(Extracted data entries)

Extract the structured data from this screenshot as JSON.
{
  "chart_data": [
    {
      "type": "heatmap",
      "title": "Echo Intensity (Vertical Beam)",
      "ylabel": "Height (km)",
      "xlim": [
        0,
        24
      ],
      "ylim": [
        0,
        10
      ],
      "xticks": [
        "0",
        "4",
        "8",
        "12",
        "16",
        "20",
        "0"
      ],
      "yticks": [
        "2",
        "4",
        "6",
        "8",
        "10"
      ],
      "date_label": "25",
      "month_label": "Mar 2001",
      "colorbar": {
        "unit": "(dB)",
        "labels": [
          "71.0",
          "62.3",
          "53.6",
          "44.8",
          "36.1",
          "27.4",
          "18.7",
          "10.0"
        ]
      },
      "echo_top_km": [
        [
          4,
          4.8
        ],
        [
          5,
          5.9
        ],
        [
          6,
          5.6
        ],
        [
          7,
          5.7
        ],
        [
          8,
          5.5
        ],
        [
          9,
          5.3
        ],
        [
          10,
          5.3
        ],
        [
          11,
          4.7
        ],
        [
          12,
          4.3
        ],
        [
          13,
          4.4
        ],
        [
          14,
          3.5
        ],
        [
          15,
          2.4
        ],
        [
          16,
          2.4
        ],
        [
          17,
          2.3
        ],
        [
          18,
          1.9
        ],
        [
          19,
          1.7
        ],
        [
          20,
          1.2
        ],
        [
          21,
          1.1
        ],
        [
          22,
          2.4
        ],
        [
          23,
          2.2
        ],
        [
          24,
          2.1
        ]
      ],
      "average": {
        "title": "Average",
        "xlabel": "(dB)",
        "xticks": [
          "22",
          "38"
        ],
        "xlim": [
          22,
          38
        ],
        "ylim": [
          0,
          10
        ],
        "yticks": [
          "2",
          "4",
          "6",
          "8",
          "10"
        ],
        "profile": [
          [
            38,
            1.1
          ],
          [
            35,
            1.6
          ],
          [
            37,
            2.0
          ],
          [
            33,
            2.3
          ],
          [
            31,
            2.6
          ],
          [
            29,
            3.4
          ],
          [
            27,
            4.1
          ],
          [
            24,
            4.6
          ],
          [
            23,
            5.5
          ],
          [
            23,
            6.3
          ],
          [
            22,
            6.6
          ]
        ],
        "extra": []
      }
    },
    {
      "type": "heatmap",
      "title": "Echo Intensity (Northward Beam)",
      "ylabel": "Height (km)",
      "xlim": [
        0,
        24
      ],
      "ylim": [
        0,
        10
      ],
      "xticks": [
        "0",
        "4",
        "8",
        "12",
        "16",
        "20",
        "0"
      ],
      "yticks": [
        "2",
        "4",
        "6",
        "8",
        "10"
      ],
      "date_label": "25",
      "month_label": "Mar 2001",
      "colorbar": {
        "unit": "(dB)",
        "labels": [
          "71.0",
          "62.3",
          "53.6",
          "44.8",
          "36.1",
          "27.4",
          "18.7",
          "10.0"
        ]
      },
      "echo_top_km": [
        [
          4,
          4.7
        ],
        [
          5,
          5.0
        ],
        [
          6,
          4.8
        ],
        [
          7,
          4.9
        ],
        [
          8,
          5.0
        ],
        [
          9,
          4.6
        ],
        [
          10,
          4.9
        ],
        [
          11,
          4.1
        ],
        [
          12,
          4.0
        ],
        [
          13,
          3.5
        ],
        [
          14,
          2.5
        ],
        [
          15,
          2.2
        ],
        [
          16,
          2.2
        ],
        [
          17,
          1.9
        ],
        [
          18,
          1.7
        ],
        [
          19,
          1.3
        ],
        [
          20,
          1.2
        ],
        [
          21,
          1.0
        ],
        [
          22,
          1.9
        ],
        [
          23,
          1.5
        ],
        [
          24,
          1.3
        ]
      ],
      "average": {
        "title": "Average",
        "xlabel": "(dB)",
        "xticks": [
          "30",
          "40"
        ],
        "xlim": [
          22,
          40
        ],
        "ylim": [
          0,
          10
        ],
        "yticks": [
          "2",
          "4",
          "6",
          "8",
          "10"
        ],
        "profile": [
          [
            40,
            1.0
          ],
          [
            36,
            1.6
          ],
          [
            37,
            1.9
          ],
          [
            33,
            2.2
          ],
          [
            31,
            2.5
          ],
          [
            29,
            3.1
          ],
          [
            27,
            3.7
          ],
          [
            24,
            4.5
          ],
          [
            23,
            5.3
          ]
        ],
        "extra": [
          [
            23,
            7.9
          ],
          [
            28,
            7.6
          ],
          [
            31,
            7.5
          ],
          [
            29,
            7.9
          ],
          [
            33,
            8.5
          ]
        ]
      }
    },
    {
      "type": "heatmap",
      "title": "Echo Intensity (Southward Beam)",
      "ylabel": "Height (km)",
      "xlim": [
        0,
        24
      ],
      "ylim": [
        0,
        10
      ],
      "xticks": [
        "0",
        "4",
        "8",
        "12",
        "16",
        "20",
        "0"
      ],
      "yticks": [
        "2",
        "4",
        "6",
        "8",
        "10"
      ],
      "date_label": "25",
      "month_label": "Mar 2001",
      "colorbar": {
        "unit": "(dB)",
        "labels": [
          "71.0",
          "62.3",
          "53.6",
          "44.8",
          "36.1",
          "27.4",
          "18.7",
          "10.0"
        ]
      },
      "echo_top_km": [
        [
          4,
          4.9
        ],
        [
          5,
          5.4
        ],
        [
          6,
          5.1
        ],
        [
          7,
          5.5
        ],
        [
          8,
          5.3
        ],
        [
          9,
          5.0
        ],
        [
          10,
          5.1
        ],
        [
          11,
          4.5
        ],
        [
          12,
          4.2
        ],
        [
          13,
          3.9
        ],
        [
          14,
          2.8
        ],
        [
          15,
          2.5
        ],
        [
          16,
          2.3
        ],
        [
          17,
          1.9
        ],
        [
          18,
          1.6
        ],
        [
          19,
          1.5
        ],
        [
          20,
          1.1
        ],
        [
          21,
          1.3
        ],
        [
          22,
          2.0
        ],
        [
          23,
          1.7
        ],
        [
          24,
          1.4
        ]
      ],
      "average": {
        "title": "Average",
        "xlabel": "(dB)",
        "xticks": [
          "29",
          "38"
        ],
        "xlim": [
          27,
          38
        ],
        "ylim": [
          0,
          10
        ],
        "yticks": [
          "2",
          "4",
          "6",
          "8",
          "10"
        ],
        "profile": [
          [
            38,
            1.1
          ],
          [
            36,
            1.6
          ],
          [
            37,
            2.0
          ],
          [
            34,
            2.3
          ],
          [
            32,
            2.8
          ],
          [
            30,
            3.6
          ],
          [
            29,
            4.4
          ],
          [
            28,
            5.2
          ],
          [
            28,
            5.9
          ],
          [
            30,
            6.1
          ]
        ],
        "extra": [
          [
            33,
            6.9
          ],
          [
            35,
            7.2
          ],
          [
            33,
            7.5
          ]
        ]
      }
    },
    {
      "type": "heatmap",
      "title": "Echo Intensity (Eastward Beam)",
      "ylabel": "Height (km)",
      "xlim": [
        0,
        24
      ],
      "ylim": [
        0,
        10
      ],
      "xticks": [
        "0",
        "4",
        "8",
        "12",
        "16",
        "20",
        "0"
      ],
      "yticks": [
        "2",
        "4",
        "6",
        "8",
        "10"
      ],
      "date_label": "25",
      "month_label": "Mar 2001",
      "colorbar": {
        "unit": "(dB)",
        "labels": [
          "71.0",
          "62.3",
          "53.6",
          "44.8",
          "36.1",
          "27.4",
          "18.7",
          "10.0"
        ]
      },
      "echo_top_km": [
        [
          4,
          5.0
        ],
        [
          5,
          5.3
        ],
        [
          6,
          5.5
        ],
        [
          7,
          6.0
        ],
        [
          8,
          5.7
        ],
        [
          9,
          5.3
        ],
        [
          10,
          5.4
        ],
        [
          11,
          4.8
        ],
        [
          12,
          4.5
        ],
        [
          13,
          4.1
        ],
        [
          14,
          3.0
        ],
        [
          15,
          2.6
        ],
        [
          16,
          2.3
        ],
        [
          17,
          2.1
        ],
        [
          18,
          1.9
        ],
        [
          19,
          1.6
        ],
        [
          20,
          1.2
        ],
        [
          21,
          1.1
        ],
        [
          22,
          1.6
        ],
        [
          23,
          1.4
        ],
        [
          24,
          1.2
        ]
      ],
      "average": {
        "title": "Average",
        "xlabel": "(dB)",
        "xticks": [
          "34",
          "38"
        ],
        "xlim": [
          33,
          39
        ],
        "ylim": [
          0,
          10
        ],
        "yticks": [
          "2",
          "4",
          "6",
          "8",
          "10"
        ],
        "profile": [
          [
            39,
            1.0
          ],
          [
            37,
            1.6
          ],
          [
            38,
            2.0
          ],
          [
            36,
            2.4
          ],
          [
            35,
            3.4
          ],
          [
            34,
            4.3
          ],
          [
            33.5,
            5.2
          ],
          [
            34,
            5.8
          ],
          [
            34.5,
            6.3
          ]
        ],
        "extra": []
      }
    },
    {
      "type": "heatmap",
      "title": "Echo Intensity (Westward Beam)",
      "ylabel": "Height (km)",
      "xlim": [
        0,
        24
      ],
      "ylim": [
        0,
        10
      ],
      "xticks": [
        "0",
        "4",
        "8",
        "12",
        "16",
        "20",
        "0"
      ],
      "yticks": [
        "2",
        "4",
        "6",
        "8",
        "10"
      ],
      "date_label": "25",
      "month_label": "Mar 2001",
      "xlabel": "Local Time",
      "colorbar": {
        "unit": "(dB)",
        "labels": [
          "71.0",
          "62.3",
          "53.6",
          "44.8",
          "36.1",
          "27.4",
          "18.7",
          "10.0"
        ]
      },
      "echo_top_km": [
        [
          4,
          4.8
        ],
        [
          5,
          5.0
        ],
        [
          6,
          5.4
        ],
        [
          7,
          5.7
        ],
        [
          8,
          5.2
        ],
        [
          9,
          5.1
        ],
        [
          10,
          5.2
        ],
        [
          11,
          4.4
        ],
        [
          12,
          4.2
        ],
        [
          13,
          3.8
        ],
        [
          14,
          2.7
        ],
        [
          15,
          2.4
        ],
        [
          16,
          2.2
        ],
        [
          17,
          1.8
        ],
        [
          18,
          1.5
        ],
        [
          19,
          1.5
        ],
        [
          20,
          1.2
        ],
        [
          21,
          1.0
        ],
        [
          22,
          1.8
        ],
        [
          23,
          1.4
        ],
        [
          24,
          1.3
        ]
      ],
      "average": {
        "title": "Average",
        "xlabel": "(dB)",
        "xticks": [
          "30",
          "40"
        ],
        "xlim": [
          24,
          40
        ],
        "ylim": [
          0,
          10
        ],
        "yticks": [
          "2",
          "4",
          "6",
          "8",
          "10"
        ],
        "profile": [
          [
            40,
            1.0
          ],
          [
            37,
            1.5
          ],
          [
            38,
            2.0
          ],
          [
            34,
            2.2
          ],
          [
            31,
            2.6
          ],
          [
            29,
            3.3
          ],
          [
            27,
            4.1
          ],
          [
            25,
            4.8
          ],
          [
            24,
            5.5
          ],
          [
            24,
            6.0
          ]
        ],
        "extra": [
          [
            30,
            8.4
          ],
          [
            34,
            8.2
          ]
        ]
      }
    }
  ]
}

→ **TASK DESCRIPTION**
Reproduce each line of the material containing the word "Beam".

→ **FULL SOLUTION**
      "title": "Echo Intensity (Vertical Beam)",
      "title": "Echo Intensity (Northward Beam)",
      "title": "Echo Intensity (Southward Beam)",
      "title": "Echo Intensity (Eastward Beam)",
      "title": "Echo Intensity (Westward Beam)",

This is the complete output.